Set problem »
Each line that follows should be printed again exactly as it stands.

begin Stored rows

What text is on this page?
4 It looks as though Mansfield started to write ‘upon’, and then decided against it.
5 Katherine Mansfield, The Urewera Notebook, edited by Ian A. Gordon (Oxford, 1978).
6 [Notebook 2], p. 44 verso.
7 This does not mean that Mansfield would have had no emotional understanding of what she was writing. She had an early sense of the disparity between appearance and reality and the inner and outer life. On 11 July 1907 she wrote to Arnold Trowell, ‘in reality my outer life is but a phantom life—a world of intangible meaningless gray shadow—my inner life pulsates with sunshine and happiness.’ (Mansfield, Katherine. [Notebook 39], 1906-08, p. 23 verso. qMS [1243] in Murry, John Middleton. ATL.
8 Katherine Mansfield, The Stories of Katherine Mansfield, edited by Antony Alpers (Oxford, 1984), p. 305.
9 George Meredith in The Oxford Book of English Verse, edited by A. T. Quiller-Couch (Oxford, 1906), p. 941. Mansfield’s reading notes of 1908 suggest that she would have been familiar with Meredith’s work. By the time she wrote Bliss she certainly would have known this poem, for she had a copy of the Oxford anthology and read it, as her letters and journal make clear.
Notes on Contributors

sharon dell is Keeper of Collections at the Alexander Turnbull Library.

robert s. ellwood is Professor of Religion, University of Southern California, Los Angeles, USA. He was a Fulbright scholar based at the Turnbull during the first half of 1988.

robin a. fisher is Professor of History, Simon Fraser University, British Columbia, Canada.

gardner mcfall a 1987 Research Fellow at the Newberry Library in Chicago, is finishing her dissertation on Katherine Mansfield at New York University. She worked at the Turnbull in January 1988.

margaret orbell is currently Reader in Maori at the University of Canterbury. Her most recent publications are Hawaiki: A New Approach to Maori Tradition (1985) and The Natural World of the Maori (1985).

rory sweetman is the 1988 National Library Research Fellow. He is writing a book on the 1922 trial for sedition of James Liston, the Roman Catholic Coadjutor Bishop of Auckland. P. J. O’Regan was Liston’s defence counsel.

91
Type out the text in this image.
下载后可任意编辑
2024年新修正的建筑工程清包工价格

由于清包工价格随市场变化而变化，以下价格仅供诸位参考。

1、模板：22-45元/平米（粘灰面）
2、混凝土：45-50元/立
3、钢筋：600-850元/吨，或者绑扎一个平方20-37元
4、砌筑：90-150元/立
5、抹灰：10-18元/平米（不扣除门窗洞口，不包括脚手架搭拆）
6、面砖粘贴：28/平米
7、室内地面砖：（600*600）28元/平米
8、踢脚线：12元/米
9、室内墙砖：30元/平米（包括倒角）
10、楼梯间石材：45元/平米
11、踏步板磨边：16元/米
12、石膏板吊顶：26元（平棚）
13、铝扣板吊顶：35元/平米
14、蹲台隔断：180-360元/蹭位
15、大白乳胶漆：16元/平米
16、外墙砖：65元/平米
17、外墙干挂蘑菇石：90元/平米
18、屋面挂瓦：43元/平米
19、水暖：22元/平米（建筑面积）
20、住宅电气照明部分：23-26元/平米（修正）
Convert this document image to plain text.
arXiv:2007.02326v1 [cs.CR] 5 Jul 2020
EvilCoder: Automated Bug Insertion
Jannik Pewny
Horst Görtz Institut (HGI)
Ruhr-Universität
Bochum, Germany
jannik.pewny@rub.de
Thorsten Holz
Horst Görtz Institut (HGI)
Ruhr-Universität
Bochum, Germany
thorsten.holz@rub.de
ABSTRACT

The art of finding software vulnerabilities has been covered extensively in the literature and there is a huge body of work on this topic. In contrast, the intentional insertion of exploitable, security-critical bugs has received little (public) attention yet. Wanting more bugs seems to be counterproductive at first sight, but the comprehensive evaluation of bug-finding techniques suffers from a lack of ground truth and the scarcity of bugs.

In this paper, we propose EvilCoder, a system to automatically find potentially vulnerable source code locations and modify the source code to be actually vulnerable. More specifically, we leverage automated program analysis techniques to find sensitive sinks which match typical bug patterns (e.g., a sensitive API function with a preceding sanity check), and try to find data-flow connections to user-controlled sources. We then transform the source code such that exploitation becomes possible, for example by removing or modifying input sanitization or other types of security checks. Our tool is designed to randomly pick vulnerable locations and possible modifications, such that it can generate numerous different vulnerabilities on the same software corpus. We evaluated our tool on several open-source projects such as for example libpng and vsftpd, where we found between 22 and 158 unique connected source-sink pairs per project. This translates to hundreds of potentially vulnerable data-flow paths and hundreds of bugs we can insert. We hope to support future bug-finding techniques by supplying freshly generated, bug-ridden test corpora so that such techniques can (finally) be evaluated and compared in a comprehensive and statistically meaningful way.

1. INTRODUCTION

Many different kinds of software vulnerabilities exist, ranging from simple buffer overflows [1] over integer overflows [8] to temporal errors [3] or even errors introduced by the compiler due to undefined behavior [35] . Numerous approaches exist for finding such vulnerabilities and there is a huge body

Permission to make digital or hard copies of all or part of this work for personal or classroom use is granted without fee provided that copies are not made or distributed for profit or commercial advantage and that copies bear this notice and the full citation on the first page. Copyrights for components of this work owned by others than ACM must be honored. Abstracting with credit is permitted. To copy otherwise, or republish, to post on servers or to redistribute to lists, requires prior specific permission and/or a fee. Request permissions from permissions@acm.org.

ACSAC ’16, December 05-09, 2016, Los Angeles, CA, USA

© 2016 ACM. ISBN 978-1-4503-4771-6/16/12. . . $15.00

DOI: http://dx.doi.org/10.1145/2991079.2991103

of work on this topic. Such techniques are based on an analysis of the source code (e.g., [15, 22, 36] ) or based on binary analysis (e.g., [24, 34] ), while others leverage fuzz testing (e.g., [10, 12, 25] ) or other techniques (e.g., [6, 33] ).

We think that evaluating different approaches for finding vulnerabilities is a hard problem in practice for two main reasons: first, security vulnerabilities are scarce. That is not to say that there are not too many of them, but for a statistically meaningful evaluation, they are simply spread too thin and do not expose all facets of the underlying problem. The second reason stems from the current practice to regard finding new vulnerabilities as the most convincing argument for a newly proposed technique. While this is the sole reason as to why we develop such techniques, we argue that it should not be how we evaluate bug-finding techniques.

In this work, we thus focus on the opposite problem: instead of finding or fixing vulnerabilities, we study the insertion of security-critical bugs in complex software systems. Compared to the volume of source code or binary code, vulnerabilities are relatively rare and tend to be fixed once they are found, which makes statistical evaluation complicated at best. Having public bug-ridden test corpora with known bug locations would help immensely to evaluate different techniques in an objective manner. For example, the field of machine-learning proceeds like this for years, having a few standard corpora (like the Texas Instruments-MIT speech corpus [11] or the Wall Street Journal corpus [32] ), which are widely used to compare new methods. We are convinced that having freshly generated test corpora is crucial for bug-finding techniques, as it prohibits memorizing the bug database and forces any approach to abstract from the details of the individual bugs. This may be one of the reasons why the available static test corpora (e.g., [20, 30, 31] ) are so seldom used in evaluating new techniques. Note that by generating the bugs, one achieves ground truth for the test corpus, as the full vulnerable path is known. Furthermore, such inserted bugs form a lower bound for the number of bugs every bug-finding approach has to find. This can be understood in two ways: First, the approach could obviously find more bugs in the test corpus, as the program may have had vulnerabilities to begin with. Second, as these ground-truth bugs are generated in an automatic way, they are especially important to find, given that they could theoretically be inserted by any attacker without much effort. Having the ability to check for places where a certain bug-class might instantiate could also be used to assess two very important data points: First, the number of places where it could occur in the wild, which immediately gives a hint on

end Stored rows

Full output »
What text is on this page?
4 It looks as though Mansfield started to write ‘upon’, and then decided against it.
5 Katherine Mansfield, The Urewera Notebook, edited by Ian A. Gordon (Oxford, 1978).
6 [Notebook 2], p. 44 verso.
7 This does not mean that Mansfield would have had no emotional understanding of what she was writing. She had an early sense of the disparity between appearance and reality and the inner and outer life. On 11 July 1907 she wrote to Arnold Trowell, ‘in reality my outer life is but a phantom life—a world of intangible meaningless gray shadow—my inner life pulsates with sunshine and happiness.’ (Mansfield, Katherine. [Notebook 39], 1906-08, p. 23 verso. qMS [1243] in Murry, John Middleton. ATL.
8 Katherine Mansfield, The Stories of Katherine Mansfield, edited by Antony Alpers (Oxford, 1984), p. 305.
9 George Meredith in The Oxford Book of English Verse, edited by A. T. Quiller-Couch (Oxford, 1906), p. 941. Mansfield’s reading notes of 1908 suggest that she would have been familiar with Meredith’s work. By the time she wrote Bliss she certainly would have known this poem, for she had a copy of the Oxford anthology and read it, as her letters and journal make clear.
Notes on Contributors

sharon dell is Keeper of Collections at the Alexander Turnbull Library.

robert s. ellwood is Professor of Religion, University of Southern California, Los Angeles, USA. He was a Fulbright scholar based at the Turnbull during the first half of 1988.

robin a. fisher is Professor of History, Simon Fraser University, British Columbia, Canada.

gardner mcfall a 1987 Research Fellow at the Newberry Library in Chicago, is finishing her dissertation on Katherine Mansfield at New York University. She worked at the Turnbull in January 1988.

margaret orbell is currently Reader in Maori at the University of Canterbury. Her most recent publications are Hawaiki: A New Approach to Maori Tradition (1985) and The Natural World of the Maori (1985).

rory sweetman is the 1988 National Library Research Fellow. He is writing a book on the 1922 trial for sedition of James Liston, the Roman Catholic Coadjutor Bishop of Auckland. P. J. O’Regan was Liston’s defence counsel.

91
Type out the text in this image.
下载后可任意编辑
2024年新修正的建筑工程清包工价格

由于清包工价格随市场变化而变化，以下价格仅供诸位参考。

1、模板：22-45元/平米（粘灰面）
2、混凝土：45-50元/立
3、钢筋：600-850元/吨，或者绑扎一个平方20-37元
4、砌筑：90-150元/立
5、抹灰：10-18元/平米（不扣除门窗洞口，不包括脚手架搭拆）
6、面砖粘贴：28/平米
7、室内地面砖：（600*600）28元/平米
8、踢脚线：12元/米
9、室内墙砖：30元/平米（包括倒角）
10、楼梯间石材：45元/平米
11、踏步板磨边：16元/米
12、石膏板吊顶：26元（平棚）
13、铝扣板吊顶：35元/平米
14、蹲台隔断：180-360元/蹭位
15、大白乳胶漆：16元/平米
16、外墙砖：65元/平米
17、外墙干挂蘑菇石：90元/平米
18、屋面挂瓦：43元/平米
19、水暖：22元/平米（建筑面积）
20、住宅电气照明部分：23-26元/平米（修正）
Convert this document image to plain text.
arXiv:2007.02326v1 [cs.CR] 5 Jul 2020
EvilCoder: Automated Bug Insertion
Jannik Pewny
Horst Görtz Institut (HGI)
Ruhr-Universität
Bochum, Germany
jannik.pewny@rub.de
Thorsten Holz
Horst Görtz Institut (HGI)
Ruhr-Universität
Bochum, Germany
thorsten.holz@rub.de
ABSTRACT

The art of finding software vulnerabilities has been covered extensively in the literature and there is a huge body of work on this topic. In contrast, the intentional insertion of exploitable, security-critical bugs has received little (public) attention yet. Wanting more bugs seems to be counterproductive at first sight, but the comprehensive evaluation of bug-finding techniques suffers from a lack of ground truth and the scarcity of bugs.

In this paper, we propose EvilCoder, a system to automatically find potentially vulnerable source code locations and modify the source code to be actually vulnerable. More specifically, we leverage automated program analysis techniques to find sensitive sinks which match typical bug patterns (e.g., a sensitive API function with a preceding sanity check), and try to find data-flow connections to user-controlled sources. We then transform the source code such that exploitation becomes possible, for example by removing or modifying input sanitization or other types of security checks. Our tool is designed to randomly pick vulnerable locations and possible modifications, such that it can generate numerous different vulnerabilities on the same software corpus. We evaluated our tool on several open-source projects such as for example libpng and vsftpd, where we found between 22 and 158 unique connected source-sink pairs per project. This translates to hundreds of potentially vulnerable data-flow paths and hundreds of bugs we can insert. We hope to support future bug-finding techniques by supplying freshly generated, bug-ridden test corpora so that such techniques can (finally) be evaluated and compared in a comprehensive and statistically meaningful way.

1. INTRODUCTION

Many different kinds of software vulnerabilities exist, ranging from simple buffer overflows [1] over integer overflows [8] to temporal errors [3] or even errors introduced by the compiler due to undefined behavior [35] . Numerous approaches exist for finding such vulnerabilities and there is a huge body

Permission to make digital or hard copies of all or part of this work for personal or classroom use is granted without fee provided that copies are not made or distributed for profit or commercial advantage and that copies bear this notice and the full citation on the first page. Copyrights for components of this work owned by others than ACM must be honored. Abstracting with credit is permitted. To copy otherwise, or republish, to post on servers or to redistribute to lists, requires prior specific permission and/or a fee. Request permissions from permissions@acm.org.

ACSAC ’16, December 05-09, 2016, Los Angeles, CA, USA

© 2016 ACM. ISBN 978-1-4503-4771-6/16/12. . . $15.00

DOI: http://dx.doi.org/10.1145/2991079.2991103

of work on this topic. Such techniques are based on an analysis of the source code (e.g., [15, 22, 36] ) or based on binary analysis (e.g., [24, 34] ), while others leverage fuzz testing (e.g., [10, 12, 25] ) or other techniques (e.g., [6, 33] ).

We think that evaluating different approaches for finding vulnerabilities is a hard problem in practice for two main reasons: first, security vulnerabilities are scarce. That is not to say that there are not too many of them, but for a statistically meaningful evaluation, they are simply spread too thin and do not expose all facets of the underlying problem. The second reason stems from the current practice to regard finding new vulnerabilities as the most convincing argument for a newly proposed technique. While this is the sole reason as to why we develop such techniques, we argue that it should not be how we evaluate bug-finding techniques.

In this work, we thus focus on the opposite problem: instead of finding or fixing vulnerabilities, we study the insertion of security-critical bugs in complex software systems. Compared to the volume of source code or binary code, vulnerabilities are relatively rare and tend to be fixed once they are found, which makes statistical evaluation complicated at best. Having public bug-ridden test corpora with known bug locations would help immensely to evaluate different techniques in an objective manner. For example, the field of machine-learning proceeds like this for years, having a few standard corpora (like the Texas Instruments-MIT speech corpus [11] or the Wall Street Journal corpus [32] ), which are widely used to compare new methods. We are convinced that having freshly generated test corpora is crucial for bug-finding techniques, as it prohibits memorizing the bug database and forces any approach to abstract from the details of the individual bugs. This may be one of the reasons why the available static test corpora (e.g., [20, 30, 31] ) are so seldom used in evaluating new techniques. Note that by generating the bugs, one achieves ground truth for the test corpus, as the full vulnerable path is known. Furthermore, such inserted bugs form a lower bound for the number of bugs every bug-finding approach has to find. This can be understood in two ways: First, the approach could obviously find more bugs in the test corpus, as the program may have had vulnerabilities to begin with. Second, as these ground-truth bugs are generated in an automatic way, they are especially important to find, given that they could theoretically be inserted by any attacker without much effort. Having the ability to check for places where a certain bug-class might instantiate could also be used to assess two very important data points: First, the number of places where it could occur in the wild, which immediately gives a hint on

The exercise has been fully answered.